» **Supplied records**:
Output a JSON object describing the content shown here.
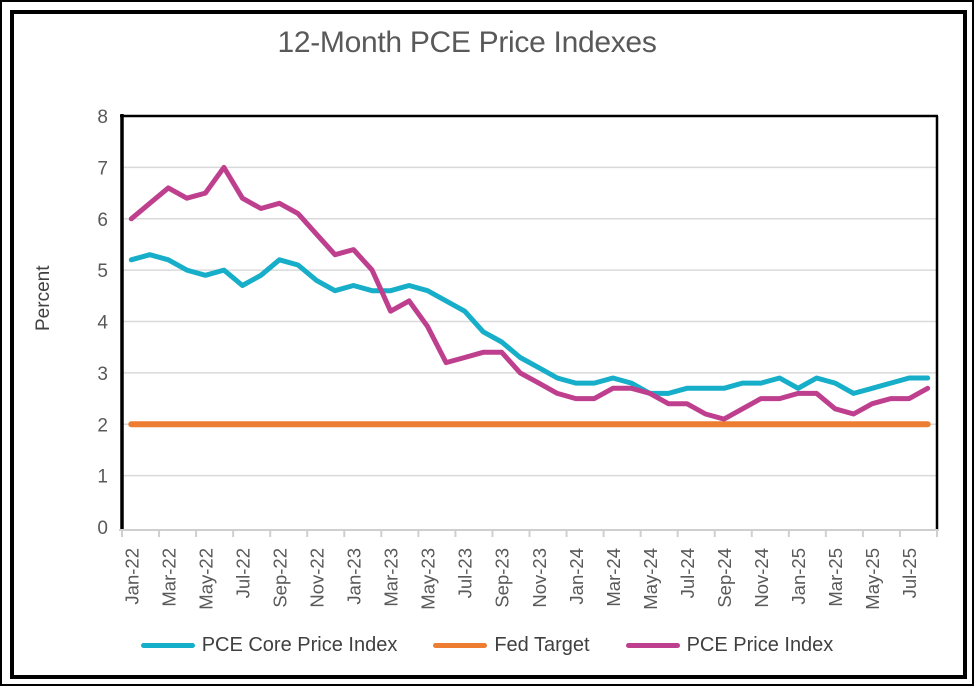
{
  "title": "12-Month PCE Price Indexes",
  "y_axis": {
    "label": "Percent",
    "min": 0,
    "max": 8,
    "tick_interval": 1,
    "tick_labels": [
      "8",
      "7",
      "6",
      "5",
      "4",
      "3",
      "2",
      "1",
      "0"
    ]
  },
  "x_axis": {
    "tick_labels": [
      "Jan-22",
      "Mar-22",
      "May-22",
      "Jul-22",
      "Sep-22",
      "Nov-22",
      "Jan-23",
      "Mar-23",
      "May-23",
      "Jul-23",
      "Sep-23",
      "Nov-23",
      "Jan-24",
      "Mar-24",
      "May-24",
      "Jul-24",
      "Sep-24",
      "Nov-24",
      "Jan-25",
      "Mar-25",
      "May-25",
      "Jul-25"
    ]
  },
  "colors": {
    "pce_core": "#16AEC8",
    "fed_target": "#ED7D31",
    "pce": "#BF3F8F",
    "gridline": "#D9D9D9",
    "axis_line": "#000000",
    "bottom_axis": "#CFCFCF",
    "title_text": "#595959",
    "tick_text": "#595959",
    "legend_text": "#404040"
  },
  "chart_data": {
    "type": "line",
    "title": "12-Month PCE Price Indexes",
    "xlabel": "",
    "ylabel": "Percent",
    "ylim": [
      0,
      8
    ],
    "grid": true,
    "legend_position": "bottom",
    "x": [
      "Jan-22",
      "Feb-22",
      "Mar-22",
      "Apr-22",
      "May-22",
      "Jun-22",
      "Jul-22",
      "Aug-22",
      "Sep-22",
      "Oct-22",
      "Nov-22",
      "Dec-22",
      "Jan-23",
      "Feb-23",
      "Mar-23",
      "Apr-23",
      "May-23",
      "Jun-23",
      "Jul-23",
      "Aug-23",
      "Sep-23",
      "Oct-23",
      "Nov-23",
      "Dec-23",
      "Jan-24",
      "Feb-24",
      "Mar-24",
      "Apr-24",
      "May-24",
      "Jun-24",
      "Jul-24",
      "Aug-24",
      "Sep-24",
      "Oct-24",
      "Nov-24",
      "Dec-24",
      "Jan-25",
      "Feb-25",
      "Mar-25",
      "Apr-25",
      "May-25",
      "Jun-25",
      "Jul-25",
      "Aug-25"
    ],
    "series": [
      {
        "name": "PCE Core Price Index",
        "color": "#16AEC8",
        "values": [
          5.2,
          5.3,
          5.2,
          5.0,
          4.9,
          5.0,
          4.7,
          4.9,
          5.2,
          5.1,
          4.8,
          4.6,
          4.7,
          4.6,
          4.6,
          4.7,
          4.6,
          4.4,
          4.2,
          3.8,
          3.6,
          3.3,
          3.1,
          2.9,
          2.8,
          2.8,
          2.9,
          2.8,
          2.6,
          2.6,
          2.7,
          2.7,
          2.7,
          2.8,
          2.8,
          2.9,
          2.7,
          2.9,
          2.8,
          2.6,
          2.7,
          2.8,
          2.9,
          2.9
        ]
      },
      {
        "name": "Fed Target",
        "color": "#ED7D31",
        "values": [
          2.0,
          2.0,
          2.0,
          2.0,
          2.0,
          2.0,
          2.0,
          2.0,
          2.0,
          2.0,
          2.0,
          2.0,
          2.0,
          2.0,
          2.0,
          2.0,
          2.0,
          2.0,
          2.0,
          2.0,
          2.0,
          2.0,
          2.0,
          2.0,
          2.0,
          2.0,
          2.0,
          2.0,
          2.0,
          2.0,
          2.0,
          2.0,
          2.0,
          2.0,
          2.0,
          2.0,
          2.0,
          2.0,
          2.0,
          2.0,
          2.0,
          2.0,
          2.0,
          2.0
        ]
      },
      {
        "name": "PCE Price Index",
        "color": "#BF3F8F",
        "values": [
          6.0,
          6.3,
          6.6,
          6.4,
          6.5,
          7.0,
          6.4,
          6.2,
          6.3,
          6.1,
          5.7,
          5.3,
          5.4,
          5.0,
          4.2,
          4.4,
          3.9,
          3.2,
          3.3,
          3.4,
          3.4,
          3.0,
          2.8,
          2.6,
          2.5,
          2.5,
          2.7,
          2.7,
          2.6,
          2.4,
          2.4,
          2.2,
          2.1,
          2.3,
          2.5,
          2.5,
          2.6,
          2.6,
          2.3,
          2.2,
          2.4,
          2.5,
          2.5,
          2.7
        ]
      }
    ]
  }
}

» **Task directions**:
Pictures don't belong in the copy. Restate all the entries exactly.

» **Reply**:
Output a JSON object describing the content shown here.
{
  "title": "12-Month PCE Price Indexes",
  "y_axis": {
    "label": "Percent",
    "min": 0,
    "max": 8,
    "tick_interval": 1,
    "tick_labels": [
      "8",
      "7",
      "6",
      "5",
      "4",
      "3",
      "2",
      "1",
      "0"
    ]
  },
  "x_axis": {
    "tick_labels": [
      "Jan-22",
      "Mar-22",
      "May-22",
      "Jul-22",
      "Sep-22",
      "Nov-22",
      "Jan-23",
      "Mar-23",
      "May-23",
      "Jul-23",
      "Sep-23",
      "Nov-23",
      "Jan-24",
      "Mar-24",
      "May-24",
      "Jul-24",
      "Sep-24",
      "Nov-24",
      "Jan-25",
      "Mar-25",
      "May-25",
      "Jul-25"
    ]
  },
  "colors": {
    "pce_core": "#16AEC8",
    "fed_target": "#ED7D31",
    "pce": "#BF3F8F",
    "gridline": "#D9D9D9",
    "axis_line": "#000000",
    "bottom_axis": "#CFCFCF",
    "title_text": "#595959",
    "tick_text": "#595959",
    "legend_text": "#404040"
  },
  "chart_data": {
    "type": "line",
    "title": "12-Month PCE Price Indexes",
    "xlabel": "",
    "ylabel": "Percent",
    "ylim": [
      0,
      8
    ],
    "grid": true,
    "legend_position": "bottom",
    "x": [
      "Jan-22",
      "Feb-22",
      "Mar-22",
      "Apr-22",
      "May-22",
      "Jun-22",
      "Jul-22",
      "Aug-22",
      "Sep-22",
      "Oct-22",
      "Nov-22",
      "Dec-22",
      "Jan-23",
      "Feb-23",
      "Mar-23",
      "Apr-23",
      "May-23",
      "Jun-23",
      "Jul-23",
      "Aug-23",
      "Sep-23",
      "Oct-23",
      "Nov-23",
      "Dec-23",
      "Jan-24",
      "Feb-24",
      "Mar-24",
      "Apr-24",
      "May-24",
      "Jun-24",
      "Jul-24",
      "Aug-24",
      "Sep-24",
      "Oct-24",
      "Nov-24",
      "Dec-24",
      "Jan-25",
      "Feb-25",
      "Mar-25",
      "Apr-25",
      "May-25",
      "Jun-25",
      "Jul-25",
      "Aug-25"
    ],
    "series": [
      {
        "name": "PCE Core Price Index",
        "color": "#16AEC8",
        "values": [
          5.2,
          5.3,
          5.2,
          5.0,
          4.9,
          5.0,
          4.7,
          4.9,
          5.2,
          5.1,
          4.8,
          4.6,
          4.7,
          4.6,
          4.6,
          4.7,
          4.6,
          4.4,
          4.2,
          3.8,
          3.6,
          3.3,
          3.1,
          2.9,
          2.8,
          2.8,
          2.9,
          2.8,
          2.6,
          2.6,
          2.7,
          2.7,
          2.7,
          2.8,
          2.8,
          2.9,
          2.7,
          2.9,
          2.8,
          2.6,
          2.7,
          2.8,
          2.9,
          2.9
        ]
      },
      {
        "name": "Fed Target",
        "color": "#ED7D31",
        "values": [
          2.0,
          2.0,
          2.0,
          2.0,
          2.0,
          2.0,
          2.0,
          2.0,
          2.0,
          2.0,
          2.0,
          2.0,
          2.0,
          2.0,
          2.0,
          2.0,
          2.0,
          2.0,
          2.0,
          2.0,
          2.0,
          2.0,
          2.0,
          2.0,
          2.0,
          2.0,
          2.0,
          2.0,
          2.0,
          2.0,
          2.0,
          2.0,
          2.0,
          2.0,
          2.0,
          2.0,
          2.0,
          2.0,
          2.0,
          2.0,
          2.0,
          2.0,
          2.0,
          2.0
        ]
      },
      {
        "name": "PCE Price Index",
        "color": "#BF3F8F",
        "values": [
          6.0,
          6.3,
          6.6,
          6.4,
          6.5,
          7.0,
          6.4,
          6.2,
          6.3,
          6.1,
          5.7,
          5.3,
          5.4,
          5.0,
          4.2,
          4.4,
          3.9,
          3.2,
          3.3,
          3.4,
          3.4,
          3.0,
          2.8,
          2.6,
          2.5,
          2.5,
          2.7,
          2.7,
          2.6,
          2.4,
          2.4,
          2.2,
          2.1,
          2.3,
          2.5,
          2.5,
          2.6,
          2.6,
          2.3,
          2.2,
          2.4,
          2.5,
          2.5,
          2.7
        ]
      }
    ]
  }
}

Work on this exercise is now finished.